* _Supplied data_
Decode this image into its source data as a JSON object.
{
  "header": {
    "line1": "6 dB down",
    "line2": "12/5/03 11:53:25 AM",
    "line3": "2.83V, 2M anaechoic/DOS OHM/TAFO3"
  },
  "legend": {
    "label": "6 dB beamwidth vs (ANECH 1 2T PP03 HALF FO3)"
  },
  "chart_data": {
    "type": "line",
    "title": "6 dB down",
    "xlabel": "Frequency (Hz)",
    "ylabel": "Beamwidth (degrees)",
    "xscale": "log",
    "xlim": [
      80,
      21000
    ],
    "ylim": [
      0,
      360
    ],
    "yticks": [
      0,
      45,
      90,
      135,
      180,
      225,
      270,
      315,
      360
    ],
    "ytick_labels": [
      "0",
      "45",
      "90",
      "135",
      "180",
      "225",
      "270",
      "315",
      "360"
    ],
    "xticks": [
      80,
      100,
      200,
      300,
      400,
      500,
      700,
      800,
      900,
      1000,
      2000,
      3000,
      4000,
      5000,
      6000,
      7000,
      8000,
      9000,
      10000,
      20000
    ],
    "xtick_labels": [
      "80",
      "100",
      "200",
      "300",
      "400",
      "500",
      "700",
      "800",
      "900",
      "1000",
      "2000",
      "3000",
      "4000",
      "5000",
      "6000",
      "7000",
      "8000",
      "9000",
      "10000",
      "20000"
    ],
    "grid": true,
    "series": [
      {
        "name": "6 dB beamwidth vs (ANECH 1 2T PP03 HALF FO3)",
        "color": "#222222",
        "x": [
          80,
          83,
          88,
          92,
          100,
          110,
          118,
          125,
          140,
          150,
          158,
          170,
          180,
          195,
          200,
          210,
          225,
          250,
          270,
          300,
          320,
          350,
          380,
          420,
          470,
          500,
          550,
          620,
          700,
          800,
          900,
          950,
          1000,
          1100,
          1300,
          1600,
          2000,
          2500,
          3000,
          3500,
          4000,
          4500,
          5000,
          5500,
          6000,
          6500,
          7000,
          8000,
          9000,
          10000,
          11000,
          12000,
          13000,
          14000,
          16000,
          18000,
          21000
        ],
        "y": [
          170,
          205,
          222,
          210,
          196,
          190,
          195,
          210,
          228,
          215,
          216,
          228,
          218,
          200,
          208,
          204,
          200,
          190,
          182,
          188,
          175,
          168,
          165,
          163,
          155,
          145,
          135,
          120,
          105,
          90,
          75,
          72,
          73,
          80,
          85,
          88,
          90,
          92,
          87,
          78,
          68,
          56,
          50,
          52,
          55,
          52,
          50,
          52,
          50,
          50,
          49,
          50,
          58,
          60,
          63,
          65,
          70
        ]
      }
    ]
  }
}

* _Your objective_
All of the entries should be written out again exactly.

* _Complete answer_
Decode this image into its source data as a JSON object.
{
  "header": {
    "line1": "6 dB down",
    "line2": "12/5/03 11:53:25 AM",
    "line3": "2.83V, 2M anaechoic/DOS OHM/TAFO3"
  },
  "legend": {
    "label": "6 dB beamwidth vs (ANECH 1 2T PP03 HALF FO3)"
  },
  "chart_data": {
    "type": "line",
    "title": "6 dB down",
    "xlabel": "Frequency (Hz)",
    "ylabel": "Beamwidth (degrees)",
    "xscale": "log",
    "xlim": [
      80,
      21000
    ],
    "ylim": [
      0,
      360
    ],
    "yticks": [
      0,
      45,
      90,
      135,
      180,
      225,
      270,
      315,
      360
    ],
    "ytick_labels": [
      "0",
      "45",
      "90",
      "135",
      "180",
      "225",
      "270",
      "315",
      "360"
    ],
    "xticks": [
      80,
      100,
      200,
      300,
      400,
      500,
      700,
      800,
      900,
      1000,
      2000,
      3000,
      4000,
      5000,
      6000,
      7000,
      8000,
      9000,
      10000,
      20000
    ],
    "xtick_labels": [
      "80",
      "100",
      "200",
      "300",
      "400",
      "500",
      "700",
      "800",
      "900",
      "1000",
      "2000",
      "3000",
      "4000",
      "5000",
      "6000",
      "7000",
      "8000",
      "9000",
      "10000",
      "20000"
    ],
    "grid": true,
    "series": [
      {
        "name": "6 dB beamwidth vs (ANECH 1 2T PP03 HALF FO3)",
        "color": "#222222",
        "x": [
          80,
          83,
          88,
          92,
          100,
          110,
          118,
          125,
          140,
          150,
          158,
          170,
          180,
          195,
          200,
          210,
          225,
          250,
          270,
          300,
          320,
          350,
          380,
          420,
          470,
          500,
          550,
          620,
          700,
          800,
          900,
          950,
          1000,
          1100,
          1300,
          1600,
          2000,
          2500,
          3000,
          3500,
          4000,
          4500,
          5000,
          5500,
          6000,
          6500,
          7000,
          8000,
          9000,
          10000,
          11000,
          12000,
          13000,
          14000,
          16000,
          18000,
          21000
        ],
        "y": [
          170,
          205,
          222,
          210,
          196,
          190,
          195,
          210,
          228,
          215,
          216,
          228,
          218,
          200,
          208,
          204,
          200,
          190,
          182,
          188,
          175,
          168,
          165,
          163,
          155,
          145,
          135,
          120,
          105,
          90,
          75,
          72,
          73,
          80,
          85,
          88,
          90,
          92,
          87,
          78,
          68,
          56,
          50,
          52,
          55,
          52,
          50,
          52,
          50,
          50,
          49,
          50,
          58,
          60,
          63,
          65,
          70
        ]
      }
    ]
  }
}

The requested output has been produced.